Start GIVEN DATA
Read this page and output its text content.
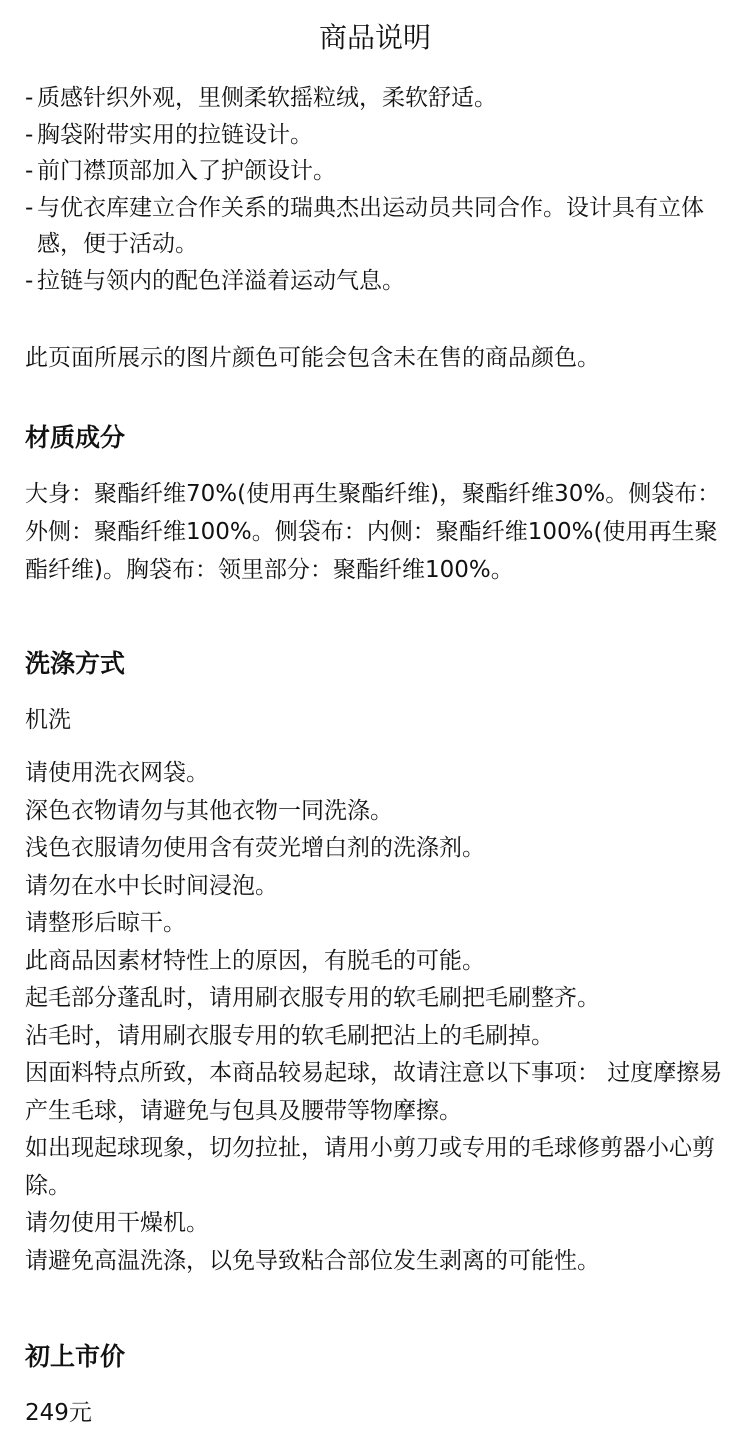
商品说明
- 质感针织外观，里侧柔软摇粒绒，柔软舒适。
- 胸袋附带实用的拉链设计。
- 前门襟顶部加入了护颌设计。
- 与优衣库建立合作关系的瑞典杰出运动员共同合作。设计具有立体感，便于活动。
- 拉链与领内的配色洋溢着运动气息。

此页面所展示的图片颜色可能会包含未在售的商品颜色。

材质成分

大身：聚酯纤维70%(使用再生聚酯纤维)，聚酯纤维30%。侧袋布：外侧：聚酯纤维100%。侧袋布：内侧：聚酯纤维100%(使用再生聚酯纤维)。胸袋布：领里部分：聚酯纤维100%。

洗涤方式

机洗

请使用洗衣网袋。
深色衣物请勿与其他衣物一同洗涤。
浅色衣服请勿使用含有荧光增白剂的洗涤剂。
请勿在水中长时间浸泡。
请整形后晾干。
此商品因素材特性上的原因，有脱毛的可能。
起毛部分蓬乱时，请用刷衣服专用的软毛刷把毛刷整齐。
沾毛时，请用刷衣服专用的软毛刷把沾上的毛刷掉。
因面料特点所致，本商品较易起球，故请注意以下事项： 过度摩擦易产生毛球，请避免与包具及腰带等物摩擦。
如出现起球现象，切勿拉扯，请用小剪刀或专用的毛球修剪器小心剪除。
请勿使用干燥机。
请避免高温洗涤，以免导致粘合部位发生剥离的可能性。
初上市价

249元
End GIVEN DATA
### PROBLEM DETAILS
Give an exact copy of the material, leaving out every picture.

### SOLUTION FOR THIS EXERCISE
Read this page and output its text content.
商品说明
- 质感针织外观，里侧柔软摇粒绒，柔软舒适。
- 胸袋附带实用的拉链设计。
- 前门襟顶部加入了护颌设计。
- 与优衣库建立合作关系的瑞典杰出运动员共同合作。设计具有立体感，便于活动。
- 拉链与领内的配色洋溢着运动气息。

此页面所展示的图片颜色可能会包含未在售的商品颜色。

材质成分

大身：聚酯纤维70%(使用再生聚酯纤维)，聚酯纤维30%。侧袋布：外侧：聚酯纤维100%。侧袋布：内侧：聚酯纤维100%(使用再生聚酯纤维)。胸袋布：领里部分：聚酯纤维100%。

洗涤方式

机洗

请使用洗衣网袋。
深色衣物请勿与其他衣物一同洗涤。
浅色衣服请勿使用含有荧光增白剂的洗涤剂。
请勿在水中长时间浸泡。
请整形后晾干。
此商品因素材特性上的原因，有脱毛的可能。
起毛部分蓬乱时，请用刷衣服专用的软毛刷把毛刷整齐。
沾毛时，请用刷衣服专用的软毛刷把沾上的毛刷掉。
因面料特点所致，本商品较易起球，故请注意以下事项： 过度摩擦易产生毛球，请避免与包具及腰带等物摩擦。
如出现起球现象，切勿拉扯，请用小剪刀或专用的毛球修剪器小心剪除。
请勿使用干燥机。
请避免高温洗涤，以免导致粘合部位发生剥离的可能性。
初上市价

249元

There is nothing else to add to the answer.